INFORMATION SUPPLIED>
-------

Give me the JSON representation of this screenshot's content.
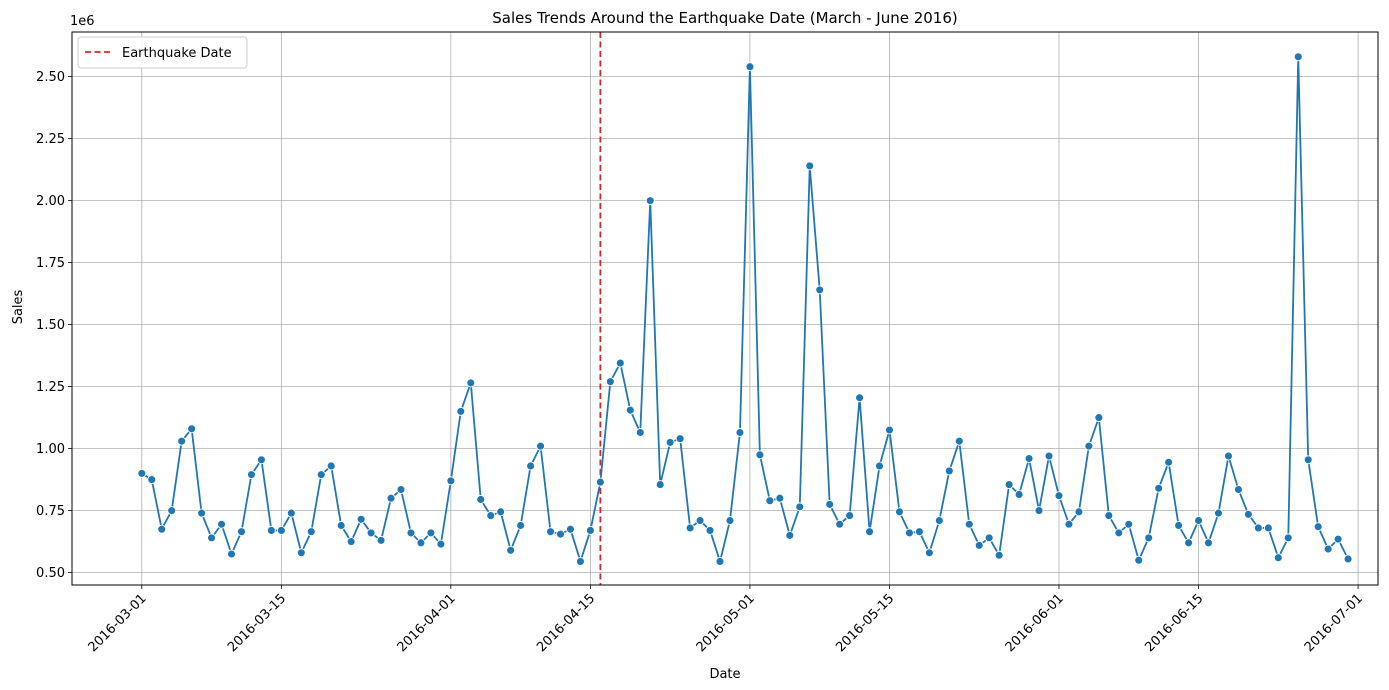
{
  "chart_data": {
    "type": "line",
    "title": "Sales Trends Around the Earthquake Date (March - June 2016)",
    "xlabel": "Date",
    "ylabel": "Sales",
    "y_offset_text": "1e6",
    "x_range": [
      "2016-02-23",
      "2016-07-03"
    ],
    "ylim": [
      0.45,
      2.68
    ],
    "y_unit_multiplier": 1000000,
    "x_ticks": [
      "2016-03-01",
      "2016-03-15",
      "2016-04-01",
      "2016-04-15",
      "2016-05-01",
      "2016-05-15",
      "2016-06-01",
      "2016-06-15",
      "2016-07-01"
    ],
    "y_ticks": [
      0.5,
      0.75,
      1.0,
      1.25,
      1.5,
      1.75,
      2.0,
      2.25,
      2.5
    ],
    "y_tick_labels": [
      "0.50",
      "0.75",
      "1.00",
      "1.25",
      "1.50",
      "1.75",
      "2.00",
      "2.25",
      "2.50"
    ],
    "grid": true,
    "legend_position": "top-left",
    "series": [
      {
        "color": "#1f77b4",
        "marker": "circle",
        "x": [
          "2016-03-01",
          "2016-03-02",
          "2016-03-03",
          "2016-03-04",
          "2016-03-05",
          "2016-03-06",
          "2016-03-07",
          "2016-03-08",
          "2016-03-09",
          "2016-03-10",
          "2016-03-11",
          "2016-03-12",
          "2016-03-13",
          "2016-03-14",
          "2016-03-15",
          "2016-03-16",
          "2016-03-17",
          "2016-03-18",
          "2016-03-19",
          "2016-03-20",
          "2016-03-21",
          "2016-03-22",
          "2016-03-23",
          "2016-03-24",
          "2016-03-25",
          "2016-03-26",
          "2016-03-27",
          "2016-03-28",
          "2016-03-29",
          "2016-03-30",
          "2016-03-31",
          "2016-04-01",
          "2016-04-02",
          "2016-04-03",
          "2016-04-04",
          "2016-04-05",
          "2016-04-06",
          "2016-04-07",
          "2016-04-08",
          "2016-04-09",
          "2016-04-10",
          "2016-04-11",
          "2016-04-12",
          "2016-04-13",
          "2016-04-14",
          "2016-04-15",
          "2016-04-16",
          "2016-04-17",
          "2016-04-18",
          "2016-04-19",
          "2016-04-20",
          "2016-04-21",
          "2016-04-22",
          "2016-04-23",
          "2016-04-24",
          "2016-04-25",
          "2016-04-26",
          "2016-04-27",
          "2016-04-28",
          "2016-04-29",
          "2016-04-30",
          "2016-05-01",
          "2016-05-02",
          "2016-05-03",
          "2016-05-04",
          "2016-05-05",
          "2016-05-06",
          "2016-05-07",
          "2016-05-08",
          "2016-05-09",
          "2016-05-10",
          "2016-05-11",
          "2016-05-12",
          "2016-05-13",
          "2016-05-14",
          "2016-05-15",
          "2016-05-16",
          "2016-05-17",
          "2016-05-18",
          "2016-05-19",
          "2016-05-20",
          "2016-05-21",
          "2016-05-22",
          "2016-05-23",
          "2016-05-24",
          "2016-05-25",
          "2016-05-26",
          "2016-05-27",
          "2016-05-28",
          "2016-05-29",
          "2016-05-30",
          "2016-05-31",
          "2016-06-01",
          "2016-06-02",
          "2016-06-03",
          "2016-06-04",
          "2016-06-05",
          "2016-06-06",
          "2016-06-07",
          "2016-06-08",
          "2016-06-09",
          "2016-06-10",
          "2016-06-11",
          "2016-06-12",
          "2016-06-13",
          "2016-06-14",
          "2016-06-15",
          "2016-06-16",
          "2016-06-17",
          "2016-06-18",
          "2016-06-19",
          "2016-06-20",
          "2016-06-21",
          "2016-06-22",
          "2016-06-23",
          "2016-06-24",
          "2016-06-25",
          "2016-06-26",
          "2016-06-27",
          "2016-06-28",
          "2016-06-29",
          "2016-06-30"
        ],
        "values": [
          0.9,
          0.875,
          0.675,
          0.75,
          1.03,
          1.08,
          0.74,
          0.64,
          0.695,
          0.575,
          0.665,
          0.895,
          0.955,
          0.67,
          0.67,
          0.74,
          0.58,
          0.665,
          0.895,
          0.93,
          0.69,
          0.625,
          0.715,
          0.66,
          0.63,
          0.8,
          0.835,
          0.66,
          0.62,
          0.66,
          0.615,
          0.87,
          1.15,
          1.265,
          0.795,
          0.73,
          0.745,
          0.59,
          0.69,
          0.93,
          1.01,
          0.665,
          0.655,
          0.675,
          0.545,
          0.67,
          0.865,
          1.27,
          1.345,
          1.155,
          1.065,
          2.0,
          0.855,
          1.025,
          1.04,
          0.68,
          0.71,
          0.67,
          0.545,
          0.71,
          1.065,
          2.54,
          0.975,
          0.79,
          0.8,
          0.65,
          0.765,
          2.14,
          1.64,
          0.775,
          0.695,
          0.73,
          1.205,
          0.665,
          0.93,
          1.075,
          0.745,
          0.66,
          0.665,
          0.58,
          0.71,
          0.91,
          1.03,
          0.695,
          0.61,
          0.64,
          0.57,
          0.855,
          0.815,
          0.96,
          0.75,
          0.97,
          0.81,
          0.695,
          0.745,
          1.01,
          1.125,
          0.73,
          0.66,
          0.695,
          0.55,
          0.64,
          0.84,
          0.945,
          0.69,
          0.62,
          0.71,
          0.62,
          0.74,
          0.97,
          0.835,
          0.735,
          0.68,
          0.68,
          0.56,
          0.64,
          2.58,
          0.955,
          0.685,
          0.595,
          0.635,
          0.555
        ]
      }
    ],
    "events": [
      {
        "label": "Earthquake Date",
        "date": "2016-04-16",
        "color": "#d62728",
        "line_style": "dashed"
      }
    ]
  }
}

-------

SHORT PROBLEM> Make an exact copy of the listing above. Do not include the pictures.

OUTPUT FOR THIS EXERCISE>
Give me the JSON representation of this screenshot's content.
{
  "chart_data": {
    "type": "line",
    "title": "Sales Trends Around the Earthquake Date (March - June 2016)",
    "xlabel": "Date",
    "ylabel": "Sales",
    "y_offset_text": "1e6",
    "x_range": [
      "2016-02-23",
      "2016-07-03"
    ],
    "ylim": [
      0.45,
      2.68
    ],
    "y_unit_multiplier": 1000000,
    "x_ticks": [
      "2016-03-01",
      "2016-03-15",
      "2016-04-01",
      "2016-04-15",
      "2016-05-01",
      "2016-05-15",
      "2016-06-01",
      "2016-06-15",
      "2016-07-01"
    ],
    "y_ticks": [
      0.5,
      0.75,
      1.0,
      1.25,
      1.5,
      1.75,
      2.0,
      2.25,
      2.5
    ],
    "y_tick_labels": [
      "0.50",
      "0.75",
      "1.00",
      "1.25",
      "1.50",
      "1.75",
      "2.00",
      "2.25",
      "2.50"
    ],
    "grid": true,
    "legend_position": "top-left",
    "series": [
      {
        "color": "#1f77b4",
        "marker": "circle",
        "x": [
          "2016-03-01",
          "2016-03-02",
          "2016-03-03",
          "2016-03-04",
          "2016-03-05",
          "2016-03-06",
          "2016-03-07",
          "2016-03-08",
          "2016-03-09",
          "2016-03-10",
          "2016-03-11",
          "2016-03-12",
          "2016-03-13",
          "2016-03-14",
          "2016-03-15",
          "2016-03-16",
          "2016-03-17",
          "2016-03-18",
          "2016-03-19",
          "2016-03-20",
          "2016-03-21",
          "2016-03-22",
          "2016-03-23",
          "2016-03-24",
          "2016-03-25",
          "2016-03-26",
          "2016-03-27",
          "2016-03-28",
          "2016-03-29",
          "2016-03-30",
          "2016-03-31",
          "2016-04-01",
          "2016-04-02",
          "2016-04-03",
          "2016-04-04",
          "2016-04-05",
          "2016-04-06",
          "2016-04-07",
          "2016-04-08",
          "2016-04-09",
          "2016-04-10",
          "2016-04-11",
          "2016-04-12",
          "2016-04-13",
          "2016-04-14",
          "2016-04-15",
          "2016-04-16",
          "2016-04-17",
          "2016-04-18",
          "2016-04-19",
          "2016-04-20",
          "2016-04-21",
          "2016-04-22",
          "2016-04-23",
          "2016-04-24",
          "2016-04-25",
          "2016-04-26",
          "2016-04-27",
          "2016-04-28",
          "2016-04-29",
          "2016-04-30",
          "2016-05-01",
          "2016-05-02",
          "2016-05-03",
          "2016-05-04",
          "2016-05-05",
          "2016-05-06",
          "2016-05-07",
          "2016-05-08",
          "2016-05-09",
          "2016-05-10",
          "2016-05-11",
          "2016-05-12",
          "2016-05-13",
          "2016-05-14",
          "2016-05-15",
          "2016-05-16",
          "2016-05-17",
          "2016-05-18",
          "2016-05-19",
          "2016-05-20",
          "2016-05-21",
          "2016-05-22",
          "2016-05-23",
          "2016-05-24",
          "2016-05-25",
          "2016-05-26",
          "2016-05-27",
          "2016-05-28",
          "2016-05-29",
          "2016-05-30",
          "2016-05-31",
          "2016-06-01",
          "2016-06-02",
          "2016-06-03",
          "2016-06-04",
          "2016-06-05",
          "2016-06-06",
          "2016-06-07",
          "2016-06-08",
          "2016-06-09",
          "2016-06-10",
          "2016-06-11",
          "2016-06-12",
          "2016-06-13",
          "2016-06-14",
          "2016-06-15",
          "2016-06-16",
          "2016-06-17",
          "2016-06-18",
          "2016-06-19",
          "2016-06-20",
          "2016-06-21",
          "2016-06-22",
          "2016-06-23",
          "2016-06-24",
          "2016-06-25",
          "2016-06-26",
          "2016-06-27",
          "2016-06-28",
          "2016-06-29",
          "2016-06-30"
        ],
        "values": [
          0.9,
          0.875,
          0.675,
          0.75,
          1.03,
          1.08,
          0.74,
          0.64,
          0.695,
          0.575,
          0.665,
          0.895,
          0.955,
          0.67,
          0.67,
          0.74,
          0.58,
          0.665,
          0.895,
          0.93,
          0.69,
          0.625,
          0.715,
          0.66,
          0.63,
          0.8,
          0.835,
          0.66,
          0.62,
          0.66,
          0.615,
          0.87,
          1.15,
          1.265,
          0.795,
          0.73,
          0.745,
          0.59,
          0.69,
          0.93,
          1.01,
          0.665,
          0.655,
          0.675,
          0.545,
          0.67,
          0.865,
          1.27,
          1.345,
          1.155,
          1.065,
          2.0,
          0.855,
          1.025,
          1.04,
          0.68,
          0.71,
          0.67,
          0.545,
          0.71,
          1.065,
          2.54,
          0.975,
          0.79,
          0.8,
          0.65,
          0.765,
          2.14,
          1.64,
          0.775,
          0.695,
          0.73,
          1.205,
          0.665,
          0.93,
          1.075,
          0.745,
          0.66,
          0.665,
          0.58,
          0.71,
          0.91,
          1.03,
          0.695,
          0.61,
          0.64,
          0.57,
          0.855,
          0.815,
          0.96,
          0.75,
          0.97,
          0.81,
          0.695,
          0.745,
          1.01,
          1.125,
          0.73,
          0.66,
          0.695,
          0.55,
          0.64,
          0.84,
          0.945,
          0.69,
          0.62,
          0.71,
          0.62,
          0.74,
          0.97,
          0.835,
          0.735,
          0.68,
          0.68,
          0.56,
          0.64,
          2.58,
          0.955,
          0.685,
          0.595,
          0.635,
          0.555
        ]
      }
    ],
    "events": [
      {
        "label": "Earthquake Date",
        "date": "2016-04-16",
        "color": "#d62728",
        "line_style": "dashed"
      }
    ]
  }
}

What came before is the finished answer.